### APPLY WHAT YOU READ
(a) In the text about Amyn M. Amlani, write out the part that opens with the words containing "In September, Amyn" and closes with "of his life.", switching "keynote address" to "opening speech".
(b) According to the text about Amyn M. Amlani, in what year did his family relocate to Dallas, Texas?

### PAGE TEXT
In September, Amyn M. Amlani ’93, PhD gave the keynote address at the White Coat Ceremony in honor of the doctor of audiology Class of 2020. He shared with students and guests how coming to Pacific as a student dramatically altered the course of his life.
“In 1972, my family was expelled from Uganda, my country of birth, because of our ethnicity,” said Dr. Amlani. “We were displaced as refugees to Toronto, Canada. I was only 3 years old.”
In 1977 his family relocated to Dallas, Texas.
“My parents were always working at the dry cleaners to support me and my brother. Thus, we were left unsupervised much of the time. Being unsupervised was not an ideal situation for me. That freedom from parental guidance afforded me the liberty to engage in recreational drugs and alcohol at the young age of 13. By 1986, my recreational habits were out of control and I was asked to leave my parents’ home.”
Dr. Amlani’s father insisted that he go to college and applied to several local universities and community colleges on his behalf.
“Somehow, I got accepted to University of Texas at Arlington. I was happy to be living in the dorms, but I rarely attended class, sleeping off the prior night’s events. I was dismissed from the institution in 1988.”

[Bounding box prediction data]
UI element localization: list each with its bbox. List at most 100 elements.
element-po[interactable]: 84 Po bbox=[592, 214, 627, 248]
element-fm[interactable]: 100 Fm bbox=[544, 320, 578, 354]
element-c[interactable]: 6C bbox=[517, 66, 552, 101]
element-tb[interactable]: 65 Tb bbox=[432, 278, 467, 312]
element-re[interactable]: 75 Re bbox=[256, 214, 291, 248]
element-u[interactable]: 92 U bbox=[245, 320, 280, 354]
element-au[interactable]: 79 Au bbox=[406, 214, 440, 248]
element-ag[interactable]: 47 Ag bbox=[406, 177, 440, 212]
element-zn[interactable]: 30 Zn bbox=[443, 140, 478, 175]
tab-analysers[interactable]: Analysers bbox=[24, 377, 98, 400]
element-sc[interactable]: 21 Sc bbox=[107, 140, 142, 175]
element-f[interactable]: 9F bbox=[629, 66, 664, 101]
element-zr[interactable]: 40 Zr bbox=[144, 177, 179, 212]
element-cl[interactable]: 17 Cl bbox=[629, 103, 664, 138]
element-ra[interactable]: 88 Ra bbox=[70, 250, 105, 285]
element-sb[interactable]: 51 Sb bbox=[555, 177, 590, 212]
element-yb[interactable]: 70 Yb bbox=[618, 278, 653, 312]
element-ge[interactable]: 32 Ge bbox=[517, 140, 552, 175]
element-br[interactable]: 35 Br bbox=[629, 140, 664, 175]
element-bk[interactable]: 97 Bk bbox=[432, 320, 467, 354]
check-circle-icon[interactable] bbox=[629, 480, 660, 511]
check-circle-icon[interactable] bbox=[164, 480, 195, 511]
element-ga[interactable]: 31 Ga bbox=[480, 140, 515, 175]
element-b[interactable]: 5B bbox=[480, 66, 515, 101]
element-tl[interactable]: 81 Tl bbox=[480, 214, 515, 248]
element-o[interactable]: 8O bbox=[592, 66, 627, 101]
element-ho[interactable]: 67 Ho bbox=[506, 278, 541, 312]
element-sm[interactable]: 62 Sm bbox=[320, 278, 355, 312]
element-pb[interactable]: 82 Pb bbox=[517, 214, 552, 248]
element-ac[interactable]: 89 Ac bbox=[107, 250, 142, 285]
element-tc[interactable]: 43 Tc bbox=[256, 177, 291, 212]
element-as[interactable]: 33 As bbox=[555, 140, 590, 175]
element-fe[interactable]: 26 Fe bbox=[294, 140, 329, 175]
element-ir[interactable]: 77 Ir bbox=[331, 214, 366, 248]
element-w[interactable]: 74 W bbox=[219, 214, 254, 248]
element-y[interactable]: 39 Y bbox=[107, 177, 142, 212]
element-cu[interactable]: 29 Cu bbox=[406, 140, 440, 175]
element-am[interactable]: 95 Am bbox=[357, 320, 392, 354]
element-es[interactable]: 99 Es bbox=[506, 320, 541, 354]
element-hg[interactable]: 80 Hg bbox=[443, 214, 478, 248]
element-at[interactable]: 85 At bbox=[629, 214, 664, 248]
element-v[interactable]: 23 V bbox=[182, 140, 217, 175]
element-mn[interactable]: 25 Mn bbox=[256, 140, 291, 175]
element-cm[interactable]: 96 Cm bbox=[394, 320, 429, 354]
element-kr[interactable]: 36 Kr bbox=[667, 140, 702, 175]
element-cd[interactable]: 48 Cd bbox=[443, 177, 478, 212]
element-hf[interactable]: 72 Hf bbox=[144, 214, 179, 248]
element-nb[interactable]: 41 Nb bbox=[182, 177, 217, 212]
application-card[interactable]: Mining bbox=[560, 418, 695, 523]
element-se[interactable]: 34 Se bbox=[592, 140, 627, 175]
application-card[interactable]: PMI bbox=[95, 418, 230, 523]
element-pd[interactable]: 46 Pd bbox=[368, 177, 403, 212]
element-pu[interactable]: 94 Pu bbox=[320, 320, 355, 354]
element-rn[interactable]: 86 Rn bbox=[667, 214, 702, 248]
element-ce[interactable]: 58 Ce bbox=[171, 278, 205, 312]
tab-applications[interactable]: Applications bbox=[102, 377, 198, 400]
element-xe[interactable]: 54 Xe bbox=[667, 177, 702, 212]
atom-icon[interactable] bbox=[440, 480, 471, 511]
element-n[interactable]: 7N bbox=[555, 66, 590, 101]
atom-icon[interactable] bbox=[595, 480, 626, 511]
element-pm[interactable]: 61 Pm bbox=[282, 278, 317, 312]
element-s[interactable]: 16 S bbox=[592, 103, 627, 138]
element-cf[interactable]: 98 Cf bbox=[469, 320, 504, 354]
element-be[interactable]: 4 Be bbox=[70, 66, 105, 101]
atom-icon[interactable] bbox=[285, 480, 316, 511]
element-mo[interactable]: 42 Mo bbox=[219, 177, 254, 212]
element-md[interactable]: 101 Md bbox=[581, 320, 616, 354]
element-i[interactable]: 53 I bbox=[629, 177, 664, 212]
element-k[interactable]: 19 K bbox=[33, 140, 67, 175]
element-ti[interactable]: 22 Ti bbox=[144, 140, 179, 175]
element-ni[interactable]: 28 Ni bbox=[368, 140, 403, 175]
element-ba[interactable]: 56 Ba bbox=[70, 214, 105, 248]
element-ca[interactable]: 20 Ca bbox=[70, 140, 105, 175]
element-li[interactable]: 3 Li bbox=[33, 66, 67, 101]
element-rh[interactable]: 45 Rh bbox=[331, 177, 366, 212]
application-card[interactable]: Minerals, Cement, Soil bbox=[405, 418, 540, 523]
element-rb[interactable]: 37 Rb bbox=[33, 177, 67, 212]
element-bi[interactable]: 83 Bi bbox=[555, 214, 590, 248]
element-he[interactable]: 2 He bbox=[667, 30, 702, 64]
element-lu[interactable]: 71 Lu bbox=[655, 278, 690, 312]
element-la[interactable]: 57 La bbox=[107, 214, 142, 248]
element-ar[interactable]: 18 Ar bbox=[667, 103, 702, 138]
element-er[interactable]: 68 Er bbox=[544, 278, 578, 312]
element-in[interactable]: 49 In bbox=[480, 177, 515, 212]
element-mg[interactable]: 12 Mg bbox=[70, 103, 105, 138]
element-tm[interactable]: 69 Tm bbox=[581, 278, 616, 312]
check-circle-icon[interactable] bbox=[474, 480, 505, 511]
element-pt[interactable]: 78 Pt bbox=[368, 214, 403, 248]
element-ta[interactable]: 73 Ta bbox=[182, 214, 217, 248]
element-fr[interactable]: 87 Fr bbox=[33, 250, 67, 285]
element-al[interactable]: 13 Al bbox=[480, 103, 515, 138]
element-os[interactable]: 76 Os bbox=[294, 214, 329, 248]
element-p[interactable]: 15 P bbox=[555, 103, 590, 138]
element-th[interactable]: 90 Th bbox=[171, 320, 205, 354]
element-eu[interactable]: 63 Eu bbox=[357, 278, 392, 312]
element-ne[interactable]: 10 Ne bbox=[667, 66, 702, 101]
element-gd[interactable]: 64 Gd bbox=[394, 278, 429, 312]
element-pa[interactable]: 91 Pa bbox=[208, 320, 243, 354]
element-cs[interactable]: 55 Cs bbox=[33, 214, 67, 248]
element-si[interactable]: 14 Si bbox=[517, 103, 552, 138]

### RESPONSES
(a)
In September, Amyn M. Amlani ’93, PhD gave the opening speech at the White Coat Ceremony in honor of the doctor of audiology Class of 2020. He shared with students and guests how coming to Pacific as a student dramatically altered the course of his life.

(b) His family relocated to Dallas, Texas, in 1977.